Information shown:

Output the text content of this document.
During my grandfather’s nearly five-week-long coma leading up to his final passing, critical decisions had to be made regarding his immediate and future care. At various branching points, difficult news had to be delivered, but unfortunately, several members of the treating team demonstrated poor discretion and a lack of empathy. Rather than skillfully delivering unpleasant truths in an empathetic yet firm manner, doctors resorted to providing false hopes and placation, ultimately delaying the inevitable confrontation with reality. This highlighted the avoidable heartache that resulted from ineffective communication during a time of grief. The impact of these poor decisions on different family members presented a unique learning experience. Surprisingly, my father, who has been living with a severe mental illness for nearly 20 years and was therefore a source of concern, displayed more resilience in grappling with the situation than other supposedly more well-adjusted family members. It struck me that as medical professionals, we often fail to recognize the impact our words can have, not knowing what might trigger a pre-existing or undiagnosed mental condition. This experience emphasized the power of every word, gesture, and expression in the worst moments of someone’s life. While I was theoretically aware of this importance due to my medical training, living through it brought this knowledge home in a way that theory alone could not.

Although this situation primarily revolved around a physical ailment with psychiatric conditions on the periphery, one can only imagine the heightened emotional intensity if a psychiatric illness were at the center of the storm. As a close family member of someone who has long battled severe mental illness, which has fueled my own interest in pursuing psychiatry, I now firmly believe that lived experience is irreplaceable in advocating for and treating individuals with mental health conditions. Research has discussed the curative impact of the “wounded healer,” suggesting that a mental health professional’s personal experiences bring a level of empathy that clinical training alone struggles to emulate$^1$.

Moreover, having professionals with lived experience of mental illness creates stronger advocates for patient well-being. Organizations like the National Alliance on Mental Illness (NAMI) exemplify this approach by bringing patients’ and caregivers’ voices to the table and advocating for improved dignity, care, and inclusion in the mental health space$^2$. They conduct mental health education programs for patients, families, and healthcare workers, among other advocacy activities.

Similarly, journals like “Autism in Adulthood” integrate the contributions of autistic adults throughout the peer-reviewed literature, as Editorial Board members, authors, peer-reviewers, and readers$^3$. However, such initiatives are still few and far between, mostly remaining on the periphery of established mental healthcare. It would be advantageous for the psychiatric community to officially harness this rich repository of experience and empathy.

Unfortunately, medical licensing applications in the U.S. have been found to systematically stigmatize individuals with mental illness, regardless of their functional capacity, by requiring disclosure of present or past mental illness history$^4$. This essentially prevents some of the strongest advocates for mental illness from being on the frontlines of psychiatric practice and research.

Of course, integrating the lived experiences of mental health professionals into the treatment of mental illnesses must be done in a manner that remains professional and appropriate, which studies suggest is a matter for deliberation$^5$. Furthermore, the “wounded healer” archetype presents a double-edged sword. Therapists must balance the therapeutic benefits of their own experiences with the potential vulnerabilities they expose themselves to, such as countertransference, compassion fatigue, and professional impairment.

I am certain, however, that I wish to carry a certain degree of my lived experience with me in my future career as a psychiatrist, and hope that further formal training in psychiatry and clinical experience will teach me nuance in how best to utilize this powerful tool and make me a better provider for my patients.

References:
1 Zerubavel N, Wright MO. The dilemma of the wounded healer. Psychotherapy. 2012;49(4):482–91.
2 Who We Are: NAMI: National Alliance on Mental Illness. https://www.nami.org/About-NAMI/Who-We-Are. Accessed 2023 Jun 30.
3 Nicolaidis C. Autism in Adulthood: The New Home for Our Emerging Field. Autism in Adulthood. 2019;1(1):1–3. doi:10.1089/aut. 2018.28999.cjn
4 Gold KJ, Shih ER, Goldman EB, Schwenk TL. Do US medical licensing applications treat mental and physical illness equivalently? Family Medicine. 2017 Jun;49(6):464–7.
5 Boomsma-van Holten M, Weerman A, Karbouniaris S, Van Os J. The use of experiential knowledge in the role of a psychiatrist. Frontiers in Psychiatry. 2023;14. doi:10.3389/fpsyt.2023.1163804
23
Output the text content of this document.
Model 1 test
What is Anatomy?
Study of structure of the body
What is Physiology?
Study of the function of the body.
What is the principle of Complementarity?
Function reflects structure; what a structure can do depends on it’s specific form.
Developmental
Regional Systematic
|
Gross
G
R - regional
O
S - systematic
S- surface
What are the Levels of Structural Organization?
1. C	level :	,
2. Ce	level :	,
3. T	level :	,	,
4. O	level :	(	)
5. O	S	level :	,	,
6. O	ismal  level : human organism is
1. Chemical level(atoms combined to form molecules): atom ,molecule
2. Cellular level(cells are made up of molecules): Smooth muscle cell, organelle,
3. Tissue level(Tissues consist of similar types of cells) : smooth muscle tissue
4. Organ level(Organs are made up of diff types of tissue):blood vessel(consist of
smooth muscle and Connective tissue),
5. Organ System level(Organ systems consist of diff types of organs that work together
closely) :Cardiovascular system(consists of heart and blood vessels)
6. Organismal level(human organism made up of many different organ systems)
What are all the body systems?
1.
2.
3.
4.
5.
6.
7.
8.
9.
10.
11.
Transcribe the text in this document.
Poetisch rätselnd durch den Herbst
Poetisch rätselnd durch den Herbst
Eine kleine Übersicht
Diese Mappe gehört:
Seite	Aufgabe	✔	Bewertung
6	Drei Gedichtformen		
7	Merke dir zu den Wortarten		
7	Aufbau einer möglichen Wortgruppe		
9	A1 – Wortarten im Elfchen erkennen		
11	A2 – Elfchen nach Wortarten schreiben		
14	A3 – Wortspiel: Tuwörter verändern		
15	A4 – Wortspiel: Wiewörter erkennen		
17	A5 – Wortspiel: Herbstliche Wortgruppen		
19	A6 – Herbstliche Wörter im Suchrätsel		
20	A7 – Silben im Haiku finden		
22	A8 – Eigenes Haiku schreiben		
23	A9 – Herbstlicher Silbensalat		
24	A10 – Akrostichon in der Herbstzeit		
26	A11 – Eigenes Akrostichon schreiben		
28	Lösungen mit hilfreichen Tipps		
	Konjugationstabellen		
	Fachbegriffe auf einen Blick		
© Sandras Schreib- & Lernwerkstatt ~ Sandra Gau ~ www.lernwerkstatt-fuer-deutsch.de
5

Brief: Retrieve each line from the records above where the word "human" occurs.

Task output:
6. O	ismal  level : human organism is
6. Organismal level(human organism made up of many different organ systems)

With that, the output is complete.